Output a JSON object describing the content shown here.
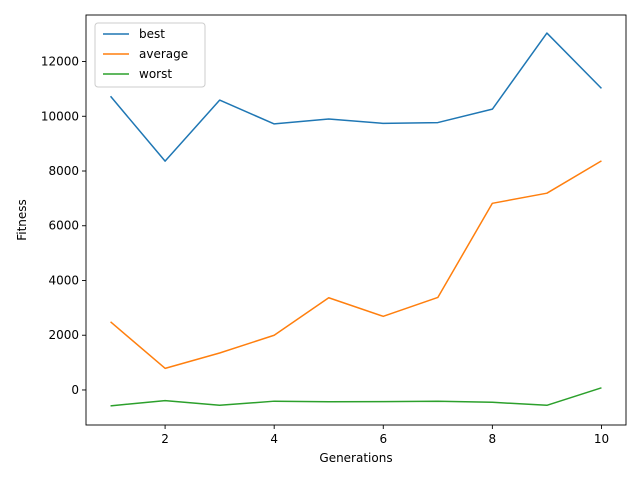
{
  "chart_data": {
    "type": "line",
    "title": "",
    "xlabel": "Generations",
    "ylabel": "Fitness",
    "xlim": [
      0.55,
      10.45
    ],
    "ylim": [
      -1280,
      13700
    ],
    "xticks": [
      2,
      4,
      6,
      8,
      10
    ],
    "yticks": [
      0,
      2000,
      4000,
      6000,
      8000,
      10000,
      12000
    ],
    "grid": false,
    "legend_position": "top-left",
    "x": [
      1,
      2,
      3,
      4,
      5,
      6,
      7,
      8,
      9,
      10
    ],
    "series": [
      {
        "name": "best",
        "color": "#1f77b4",
        "values": [
          10730,
          8360,
          10590,
          9720,
          9900,
          9740,
          9770,
          10260,
          13040,
          11020
        ]
      },
      {
        "name": "average",
        "color": "#ff7f0e",
        "values": [
          2490,
          790,
          1350,
          2000,
          3370,
          2690,
          3380,
          6820,
          7190,
          8370
        ]
      },
      {
        "name": "worst",
        "color": "#2ca02c",
        "values": [
          -580,
          -390,
          -560,
          -410,
          -430,
          -425,
          -410,
          -450,
          -560,
          80
        ]
      }
    ]
  }
}
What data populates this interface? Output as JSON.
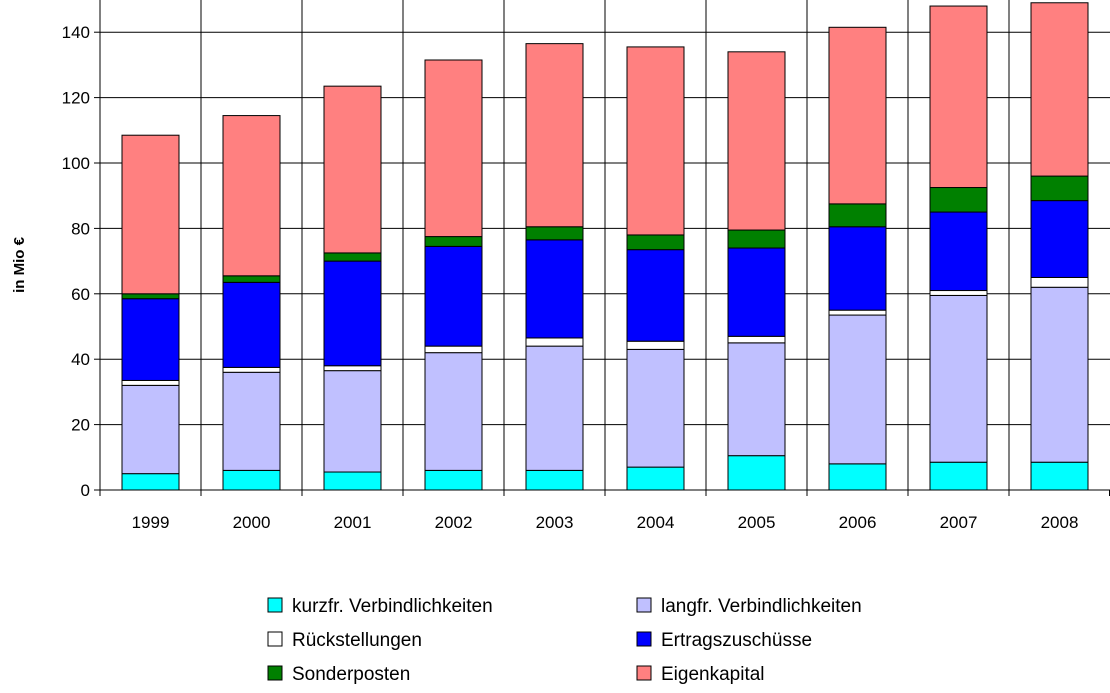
{
  "chart_data": {
    "type": "bar",
    "stacked": true,
    "categories": [
      "1999",
      "2000",
      "2001",
      "2002",
      "2003",
      "2004",
      "2005",
      "2006",
      "2007",
      "2008"
    ],
    "series": [
      {
        "name": "kurzfr. Verbindlichkeiten",
        "color": "#00ffff",
        "values": [
          5,
          6,
          5.5,
          6,
          6,
          7,
          10.5,
          8,
          8.5,
          8.5
        ]
      },
      {
        "name": "langfr. Verbindlichkeiten",
        "color": "#c0c0ff",
        "values": [
          27,
          30,
          31,
          36,
          38,
          36,
          34.5,
          45.5,
          51,
          53.5
        ]
      },
      {
        "name": "Rückstellungen",
        "color": "#ffffff",
        "values": [
          1.5,
          1.5,
          1.5,
          2,
          2.5,
          2.5,
          2,
          1.5,
          1.5,
          3
        ]
      },
      {
        "name": "Ertragszuschüsse",
        "color": "#0000ff",
        "values": [
          25,
          26,
          32,
          30.5,
          30,
          28,
          27,
          25.5,
          24,
          23.5
        ]
      },
      {
        "name": "Sonderposten",
        "color": "#008000",
        "values": [
          1.5,
          2,
          2.5,
          3,
          4,
          4.5,
          5.5,
          7,
          7.5,
          7.5
        ]
      },
      {
        "name": "Eigenkapital",
        "color": "#ff8080",
        "values": [
          48.5,
          49,
          51,
          54,
          56,
          57.5,
          54.5,
          54,
          55.5,
          53
        ]
      }
    ],
    "title": "",
    "xlabel": "",
    "ylabel": "in Mio €",
    "ylim": [
      0,
      150
    ],
    "yticks": [
      "0",
      "20",
      "40",
      "60",
      "80",
      "100",
      "120",
      "140"
    ],
    "grid": true,
    "legend_position": "bottom"
  }
}
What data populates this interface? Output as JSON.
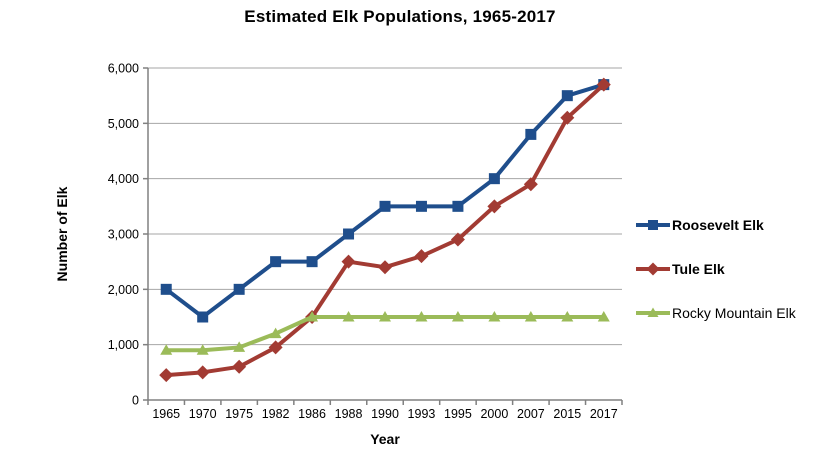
{
  "title": "Estimated Elk Populations, 1965-2017",
  "chart_data": {
    "type": "line",
    "categories": [
      "1965",
      "1970",
      "1975",
      "1982",
      "1986",
      "1988",
      "1990",
      "1993",
      "1995",
      "2000",
      "2007",
      "2015",
      "2017"
    ],
    "series": [
      {
        "name": "Roosevelt Elk",
        "color": "#1F4E8C",
        "marker": "square",
        "values": [
          2000,
          1500,
          2000,
          2500,
          2500,
          3000,
          3500,
          3500,
          3500,
          4000,
          4800,
          5500,
          5700
        ]
      },
      {
        "name": "Tule Elk",
        "color": "#A23B33",
        "marker": "diamond",
        "values": [
          450,
          500,
          600,
          950,
          1500,
          2500,
          2400,
          2600,
          2900,
          3500,
          3900,
          5100,
          5700
        ]
      },
      {
        "name": "Rocky Mountain Elk",
        "color": "#9BBB59",
        "marker": "triangle",
        "values": [
          900,
          900,
          950,
          1200,
          1500,
          1500,
          1500,
          1500,
          1500,
          1500,
          1500,
          1500,
          1500
        ]
      }
    ],
    "xlabel": "Year",
    "ylabel": "Number of Elk",
    "ylim": [
      0,
      6000
    ],
    "y_ticks": [
      "0",
      "1,000",
      "2,000",
      "3,000",
      "4,000",
      "5,000",
      "6,000"
    ],
    "grid": true,
    "legend_position": "right"
  },
  "style_colors": {
    "gridline": "#A6A6A6",
    "axis": "#808080",
    "tick_text": "#000000"
  }
}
_____
Your objective
Restate the records word for word, omitting images.

Answer to this task
Output a JSON object describing the content shown here.
{
  "chart_data": {
    "type": "line",
    "title": "",
    "xlabel": "Generations",
    "ylabel": "Fitness",
    "xlim": [
      0.55,
      10.45
    ],
    "ylim": [
      -1280,
      13700
    ],
    "xticks": [
      2,
      4,
      6,
      8,
      10
    ],
    "yticks": [
      0,
      2000,
      4000,
      6000,
      8000,
      10000,
      12000
    ],
    "grid": false,
    "legend_position": "top-left",
    "x": [
      1,
      2,
      3,
      4,
      5,
      6,
      7,
      8,
      9,
      10
    ],
    "series": [
      {
        "name": "best",
        "color": "#1f77b4",
        "values": [
          10730,
          8360,
          10590,
          9720,
          9900,
          9740,
          9770,
          10260,
          13040,
          11020
        ]
      },
      {
        "name": "average",
        "color": "#ff7f0e",
        "values": [
          2490,
          790,
          1350,
          2000,
          3370,
          2690,
          3380,
          6820,
          7190,
          8370
        ]
      },
      {
        "name": "worst",
        "color": "#2ca02c",
        "values": [
          -580,
          -390,
          -560,
          -410,
          -430,
          -425,
          -410,
          -450,
          -560,
          80
        ]
      }
    ]
  }
}
What data populates this interface? Output as JSON.
{
  "chart_data": {
    "type": "bar",
    "stacked": true,
    "categories": [
      "1999",
      "2000",
      "2001",
      "2002",
      "2003",
      "2004",
      "2005",
      "2006",
      "2007",
      "2008"
    ],
    "series": [
      {
        "name": "kurzfr. Verbindlichkeiten",
        "color": "#00ffff",
        "values": [
          5,
          6,
          5.5,
          6,
          6,
          7,
          10.5,
          8,
          8.5,
          8.5
        ]
      },
      {
        "name": "langfr. Verbindlichkeiten",
        "color": "#c0c0ff",
        "values": [
          27,
          30,
          31,
          36,
          38,
          36,
          34.5,
          45.5,
          51,
          53.5
        ]
      },
      {
        "name": "Rückstellungen",
        "color": "#ffffff",
        "values": [
          1.5,
          1.5,
          1.5,
          2,
          2.5,
          2.5,
          2,
          1.5,
          1.5,
          3
        ]
      },
      {
        "name": "Ertragszuschüsse",
        "color": "#0000ff",
        "values": [
          25,
          26,
          32,
          30.5,
          30,
          28,
          27,
          25.5,
          24,
          23.5
        ]
      },
      {
        "name": "Sonderposten",
        "color": "#008000",
        "values": [
          1.5,
          2,
          2.5,
          3,
          4,
          4.5,
          5.5,
          7,
          7.5,
          7.5
        ]
      },
      {
        "name": "Eigenkapital",
        "color": "#ff8080",
        "values": [
          48.5,
          49,
          51,
          54,
          56,
          57.5,
          54.5,
          54,
          55.5,
          53
        ]
      }
    ],
    "title": "",
    "xlabel": "",
    "ylabel": "in Mio €",
    "ylim": [
      0,
      150
    ],
    "yticks": [
      "0",
      "20",
      "40",
      "60",
      "80",
      "100",
      "120",
      "140"
    ],
    "grid": true,
    "legend_position": "bottom"
  }
}
What data populates this interface? Output as JSON.
{
  "title": "Estimated Elk Populations, 1965-2017",
  "chart_data": {
    "type": "line",
    "categories": [
      "1965",
      "1970",
      "1975",
      "1982",
      "1986",
      "1988",
      "1990",
      "1993",
      "1995",
      "2000",
      "2007",
      "2015",
      "2017"
    ],
    "series": [
      {
        "name": "Roosevelt Elk",
        "color": "#1F4E8C",
        "marker": "square",
        "values": [
          2000,
          1500,
          2000,
          2500,
          2500,
          3000,
          3500,
          3500,
          3500,
          4000,
          4800,
          5500,
          5700
        ]
      },
      {
        "name": "Tule Elk",
        "color": "#A23B33",
        "marker": "diamond",
        "values": [
          450,
          500,
          600,
          950,
          1500,
          2500,
          2400,
          2600,
          2900,
          3500,
          3900,
          5100,
          5700
        ]
      },
      {
        "name": "Rocky Mountain Elk",
        "color": "#9BBB59",
        "marker": "triangle",
        "values": [
          900,
          900,
          950,
          1200,
          1500,
          1500,
          1500,
          1500,
          1500,
          1500,
          1500,
          1500,
          1500
        ]
      }
    ],
    "xlabel": "Year",
    "ylabel": "Number of Elk",
    "ylim": [
      0,
      6000
    ],
    "y_ticks": [
      "0",
      "1,000",
      "2,000",
      "3,000",
      "4,000",
      "5,000",
      "6,000"
    ],
    "grid": true,
    "legend_position": "right"
  },
  "style_colors": {
    "gridline": "#A6A6A6",
    "axis": "#808080",
    "tick_text": "#000000"
  }
}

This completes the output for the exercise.